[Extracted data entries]
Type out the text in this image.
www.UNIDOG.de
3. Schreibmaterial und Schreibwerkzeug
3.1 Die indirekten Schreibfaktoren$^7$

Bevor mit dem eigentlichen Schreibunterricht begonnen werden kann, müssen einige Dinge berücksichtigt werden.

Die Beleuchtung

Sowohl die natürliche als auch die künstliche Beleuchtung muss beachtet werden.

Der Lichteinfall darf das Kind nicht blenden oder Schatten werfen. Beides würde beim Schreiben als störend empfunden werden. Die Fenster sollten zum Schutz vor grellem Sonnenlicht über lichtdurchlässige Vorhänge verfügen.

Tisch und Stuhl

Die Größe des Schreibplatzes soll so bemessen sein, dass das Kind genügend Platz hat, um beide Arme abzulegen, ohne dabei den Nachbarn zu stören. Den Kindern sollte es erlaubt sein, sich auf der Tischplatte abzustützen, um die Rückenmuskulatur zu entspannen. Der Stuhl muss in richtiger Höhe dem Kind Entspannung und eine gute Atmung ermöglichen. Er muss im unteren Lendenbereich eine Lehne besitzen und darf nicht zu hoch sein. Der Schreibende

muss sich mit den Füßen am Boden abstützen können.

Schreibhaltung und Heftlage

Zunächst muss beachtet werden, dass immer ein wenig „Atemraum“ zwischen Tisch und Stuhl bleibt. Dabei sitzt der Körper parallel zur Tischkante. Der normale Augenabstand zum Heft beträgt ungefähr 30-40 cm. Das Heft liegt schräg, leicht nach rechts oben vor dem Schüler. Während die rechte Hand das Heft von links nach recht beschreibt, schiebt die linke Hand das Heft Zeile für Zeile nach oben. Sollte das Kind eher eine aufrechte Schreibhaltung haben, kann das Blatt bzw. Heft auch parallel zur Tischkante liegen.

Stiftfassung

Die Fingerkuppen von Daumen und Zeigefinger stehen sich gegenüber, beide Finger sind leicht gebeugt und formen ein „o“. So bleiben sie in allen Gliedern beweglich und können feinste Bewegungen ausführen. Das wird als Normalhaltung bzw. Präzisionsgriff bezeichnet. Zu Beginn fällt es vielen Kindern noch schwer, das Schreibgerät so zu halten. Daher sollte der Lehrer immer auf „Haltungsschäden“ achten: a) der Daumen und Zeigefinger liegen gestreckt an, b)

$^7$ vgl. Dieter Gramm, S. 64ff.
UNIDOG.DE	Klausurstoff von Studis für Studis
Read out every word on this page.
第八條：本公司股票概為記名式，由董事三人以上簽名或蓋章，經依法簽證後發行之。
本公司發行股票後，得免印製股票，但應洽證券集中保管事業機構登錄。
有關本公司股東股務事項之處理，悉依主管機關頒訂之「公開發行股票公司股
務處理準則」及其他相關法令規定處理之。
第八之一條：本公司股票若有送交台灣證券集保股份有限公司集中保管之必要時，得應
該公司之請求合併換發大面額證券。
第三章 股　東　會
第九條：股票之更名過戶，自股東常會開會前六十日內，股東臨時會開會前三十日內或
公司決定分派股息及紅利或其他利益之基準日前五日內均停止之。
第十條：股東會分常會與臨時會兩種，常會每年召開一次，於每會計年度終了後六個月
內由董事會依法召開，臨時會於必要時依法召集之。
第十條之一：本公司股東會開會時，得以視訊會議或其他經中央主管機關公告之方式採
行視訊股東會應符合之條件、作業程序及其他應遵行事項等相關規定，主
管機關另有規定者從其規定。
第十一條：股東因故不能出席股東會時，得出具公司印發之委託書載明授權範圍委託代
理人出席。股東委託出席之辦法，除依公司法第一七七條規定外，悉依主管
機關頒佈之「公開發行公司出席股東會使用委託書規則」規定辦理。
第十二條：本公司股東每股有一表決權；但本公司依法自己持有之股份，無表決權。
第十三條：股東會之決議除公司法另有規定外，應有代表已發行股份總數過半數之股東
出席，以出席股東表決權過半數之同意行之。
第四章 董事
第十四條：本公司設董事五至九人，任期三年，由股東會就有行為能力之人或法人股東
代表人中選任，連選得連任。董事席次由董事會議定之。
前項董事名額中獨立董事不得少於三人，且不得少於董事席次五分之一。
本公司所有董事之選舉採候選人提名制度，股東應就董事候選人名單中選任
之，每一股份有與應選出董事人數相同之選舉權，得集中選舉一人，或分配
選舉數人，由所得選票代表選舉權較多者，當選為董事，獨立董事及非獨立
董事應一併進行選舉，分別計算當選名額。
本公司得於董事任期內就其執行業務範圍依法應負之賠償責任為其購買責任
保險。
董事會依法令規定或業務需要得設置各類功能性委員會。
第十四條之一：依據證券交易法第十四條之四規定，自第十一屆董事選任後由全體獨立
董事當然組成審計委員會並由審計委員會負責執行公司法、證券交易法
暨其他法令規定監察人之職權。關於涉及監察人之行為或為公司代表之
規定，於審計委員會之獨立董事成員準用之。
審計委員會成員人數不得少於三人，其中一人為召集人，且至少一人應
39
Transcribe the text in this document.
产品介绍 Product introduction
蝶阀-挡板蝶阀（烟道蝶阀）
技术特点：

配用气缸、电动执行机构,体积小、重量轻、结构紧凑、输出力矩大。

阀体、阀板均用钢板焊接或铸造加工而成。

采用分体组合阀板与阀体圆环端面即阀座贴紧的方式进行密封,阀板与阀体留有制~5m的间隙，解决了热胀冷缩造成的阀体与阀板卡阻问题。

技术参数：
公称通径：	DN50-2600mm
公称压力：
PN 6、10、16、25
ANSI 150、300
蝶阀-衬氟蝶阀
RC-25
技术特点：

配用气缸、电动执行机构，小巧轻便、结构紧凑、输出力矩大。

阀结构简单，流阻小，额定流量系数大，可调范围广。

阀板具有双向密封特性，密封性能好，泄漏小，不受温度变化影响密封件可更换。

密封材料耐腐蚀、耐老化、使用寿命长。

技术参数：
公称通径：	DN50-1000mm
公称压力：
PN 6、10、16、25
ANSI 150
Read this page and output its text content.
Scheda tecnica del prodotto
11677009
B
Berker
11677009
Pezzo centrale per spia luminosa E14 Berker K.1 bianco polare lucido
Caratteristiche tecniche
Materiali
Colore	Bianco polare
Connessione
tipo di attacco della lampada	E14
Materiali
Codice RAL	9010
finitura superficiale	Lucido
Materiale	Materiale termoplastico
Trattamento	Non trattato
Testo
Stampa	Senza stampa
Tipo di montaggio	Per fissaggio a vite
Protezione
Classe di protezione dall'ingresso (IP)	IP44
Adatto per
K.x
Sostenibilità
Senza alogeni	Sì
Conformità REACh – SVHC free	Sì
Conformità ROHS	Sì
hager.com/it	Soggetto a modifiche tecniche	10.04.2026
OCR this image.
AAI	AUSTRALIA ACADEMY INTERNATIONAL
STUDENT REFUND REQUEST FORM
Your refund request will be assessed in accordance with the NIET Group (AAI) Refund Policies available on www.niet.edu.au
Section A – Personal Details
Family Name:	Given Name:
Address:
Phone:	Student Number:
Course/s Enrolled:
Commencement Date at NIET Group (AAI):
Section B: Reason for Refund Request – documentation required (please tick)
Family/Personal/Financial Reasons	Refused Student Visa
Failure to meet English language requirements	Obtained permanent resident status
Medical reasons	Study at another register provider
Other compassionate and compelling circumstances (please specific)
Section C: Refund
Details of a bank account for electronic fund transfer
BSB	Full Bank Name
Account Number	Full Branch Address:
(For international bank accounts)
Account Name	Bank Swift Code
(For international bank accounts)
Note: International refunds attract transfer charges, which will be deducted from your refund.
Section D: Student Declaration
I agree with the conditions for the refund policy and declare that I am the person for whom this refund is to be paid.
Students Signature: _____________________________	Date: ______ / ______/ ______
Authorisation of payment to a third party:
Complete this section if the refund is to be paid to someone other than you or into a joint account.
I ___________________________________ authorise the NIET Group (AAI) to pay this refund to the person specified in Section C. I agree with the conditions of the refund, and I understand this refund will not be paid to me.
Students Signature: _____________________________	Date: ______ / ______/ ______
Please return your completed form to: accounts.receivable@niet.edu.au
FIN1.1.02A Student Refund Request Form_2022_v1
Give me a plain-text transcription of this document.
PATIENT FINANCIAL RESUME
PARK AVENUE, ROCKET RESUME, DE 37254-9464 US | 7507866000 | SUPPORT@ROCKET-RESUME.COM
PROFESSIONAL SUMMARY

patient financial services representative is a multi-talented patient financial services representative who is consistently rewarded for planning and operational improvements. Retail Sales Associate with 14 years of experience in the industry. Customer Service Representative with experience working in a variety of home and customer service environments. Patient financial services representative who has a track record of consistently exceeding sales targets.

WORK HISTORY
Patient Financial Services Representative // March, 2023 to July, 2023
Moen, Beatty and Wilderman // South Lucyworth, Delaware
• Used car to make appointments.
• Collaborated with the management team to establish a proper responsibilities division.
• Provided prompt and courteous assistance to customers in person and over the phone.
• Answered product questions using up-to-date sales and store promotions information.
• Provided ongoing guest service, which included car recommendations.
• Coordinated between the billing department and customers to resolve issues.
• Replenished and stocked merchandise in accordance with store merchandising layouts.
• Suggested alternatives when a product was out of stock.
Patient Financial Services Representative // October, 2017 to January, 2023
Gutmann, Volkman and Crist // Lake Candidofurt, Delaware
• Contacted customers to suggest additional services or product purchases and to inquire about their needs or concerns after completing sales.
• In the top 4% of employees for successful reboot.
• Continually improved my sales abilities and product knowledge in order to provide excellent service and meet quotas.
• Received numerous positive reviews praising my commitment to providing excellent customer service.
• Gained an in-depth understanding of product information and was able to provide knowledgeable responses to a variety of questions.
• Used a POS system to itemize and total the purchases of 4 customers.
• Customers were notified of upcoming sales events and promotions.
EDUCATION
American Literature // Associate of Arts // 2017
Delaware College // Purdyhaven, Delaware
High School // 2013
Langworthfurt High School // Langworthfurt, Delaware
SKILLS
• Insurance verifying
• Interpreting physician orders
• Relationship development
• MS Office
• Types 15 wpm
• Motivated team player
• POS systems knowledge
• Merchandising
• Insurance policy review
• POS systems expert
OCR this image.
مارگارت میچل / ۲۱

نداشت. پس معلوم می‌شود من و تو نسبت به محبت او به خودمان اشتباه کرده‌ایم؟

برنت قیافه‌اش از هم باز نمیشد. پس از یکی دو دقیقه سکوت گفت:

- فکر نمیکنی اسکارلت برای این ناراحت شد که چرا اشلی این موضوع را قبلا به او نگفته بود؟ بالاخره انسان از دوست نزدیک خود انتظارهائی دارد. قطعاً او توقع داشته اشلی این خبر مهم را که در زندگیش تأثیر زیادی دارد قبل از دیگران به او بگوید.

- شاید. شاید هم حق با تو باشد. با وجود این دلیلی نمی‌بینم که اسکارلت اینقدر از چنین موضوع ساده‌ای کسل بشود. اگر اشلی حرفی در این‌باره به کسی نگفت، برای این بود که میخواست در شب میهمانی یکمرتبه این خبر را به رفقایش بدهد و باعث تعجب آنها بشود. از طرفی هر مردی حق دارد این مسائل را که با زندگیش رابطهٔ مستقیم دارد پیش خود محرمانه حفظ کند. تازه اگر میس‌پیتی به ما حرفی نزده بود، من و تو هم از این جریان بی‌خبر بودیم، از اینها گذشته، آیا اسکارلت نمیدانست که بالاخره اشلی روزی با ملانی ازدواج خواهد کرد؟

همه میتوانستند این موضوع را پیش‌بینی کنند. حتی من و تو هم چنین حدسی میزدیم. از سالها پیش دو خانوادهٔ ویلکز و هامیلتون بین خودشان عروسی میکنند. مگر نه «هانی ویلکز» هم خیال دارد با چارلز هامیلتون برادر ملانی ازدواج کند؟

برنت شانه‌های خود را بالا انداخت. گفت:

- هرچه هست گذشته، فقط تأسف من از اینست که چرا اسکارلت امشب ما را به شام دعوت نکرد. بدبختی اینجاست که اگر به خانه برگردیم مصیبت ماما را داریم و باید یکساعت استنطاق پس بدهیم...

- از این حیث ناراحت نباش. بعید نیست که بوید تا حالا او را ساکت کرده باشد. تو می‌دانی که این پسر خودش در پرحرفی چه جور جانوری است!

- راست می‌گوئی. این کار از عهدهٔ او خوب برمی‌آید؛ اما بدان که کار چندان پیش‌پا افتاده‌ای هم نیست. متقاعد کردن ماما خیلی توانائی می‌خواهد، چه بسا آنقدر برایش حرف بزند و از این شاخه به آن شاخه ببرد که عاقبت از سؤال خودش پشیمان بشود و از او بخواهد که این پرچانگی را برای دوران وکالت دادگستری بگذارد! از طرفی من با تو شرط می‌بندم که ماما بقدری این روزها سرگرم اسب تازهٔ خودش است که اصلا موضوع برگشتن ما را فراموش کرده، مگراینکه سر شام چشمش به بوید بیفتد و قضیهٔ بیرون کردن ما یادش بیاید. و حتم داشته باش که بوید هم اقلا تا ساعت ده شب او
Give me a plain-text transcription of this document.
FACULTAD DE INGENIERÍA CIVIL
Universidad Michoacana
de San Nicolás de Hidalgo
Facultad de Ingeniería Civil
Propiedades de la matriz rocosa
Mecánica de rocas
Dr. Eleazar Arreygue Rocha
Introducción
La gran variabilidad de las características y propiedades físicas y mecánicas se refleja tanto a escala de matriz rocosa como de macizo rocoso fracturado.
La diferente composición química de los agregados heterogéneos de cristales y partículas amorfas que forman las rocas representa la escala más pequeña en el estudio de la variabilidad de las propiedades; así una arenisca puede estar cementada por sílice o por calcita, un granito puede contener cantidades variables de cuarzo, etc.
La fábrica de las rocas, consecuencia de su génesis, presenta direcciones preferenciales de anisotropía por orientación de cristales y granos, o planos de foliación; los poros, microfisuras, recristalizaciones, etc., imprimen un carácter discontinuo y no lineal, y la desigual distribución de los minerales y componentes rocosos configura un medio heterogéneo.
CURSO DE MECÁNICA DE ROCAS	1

[CHALLENGE]: Locate the word "page" in the records above, and return each line that has it.

[EXPECTED ANSWER]:
Read out every word on this page.
Read this page and output its text content.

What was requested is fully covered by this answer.